> Written exercise
Without including the pictures, copy out every line below.

> Records for this exercise
begin

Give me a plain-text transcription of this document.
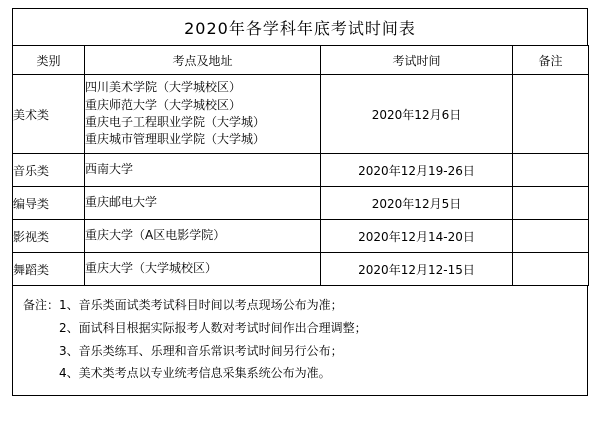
2020年各学科年底考试时间表
类别	考点及地址	考试时间	备注
美术类	四川美术学院（大学城校区）
重庆师范大学（大学城校区）
重庆电子工程职业学院（大学城）
重庆城市管理职业学院（大学城）	2020年12月6日	
音乐类	西南大学	2020年12月19-26日	
编导类	重庆邮电大学	2020年12月5日	
影视类	重庆大学（A区电影学院）	2020年12月14-20日	
舞蹈类	重庆大学（大学城校区）	2020年12月12-15日	
备注： 1、音乐类面试类考试科目时间以考点现场公布为准；
2、面试科目根据实际报考人数对考试时间作出合理调整；
3、音乐类练耳、乐理和音乐常识考试时间另行公布；
4、美术类考点以专业统考信息采集系统公布为准。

end

> Task solution
Give me a plain-text transcription of this document.
2020年各学科年底考试时间表
类别	考点及地址	考试时间	备注
美术类	四川美术学院（大学城校区）
重庆师范大学（大学城校区）
重庆电子工程职业学院（大学城）
重庆城市管理职业学院（大学城）	2020年12月6日	
音乐类	西南大学	2020年12月19-26日	
编导类	重庆邮电大学	2020年12月5日	
影视类	重庆大学（A区电影学院）	2020年12月14-20日	
舞蹈类	重庆大学（大学城校区）	2020年12月12-15日	
备注： 1、音乐类面试类考试科目时间以考点现场公布为准；
2、面试科目根据实际报考人数对考试时间作出合理调整；
3、音乐类练耳、乐理和音乐常识考试时间另行公布；
4、美术类考点以专业统考信息采集系统公布为准。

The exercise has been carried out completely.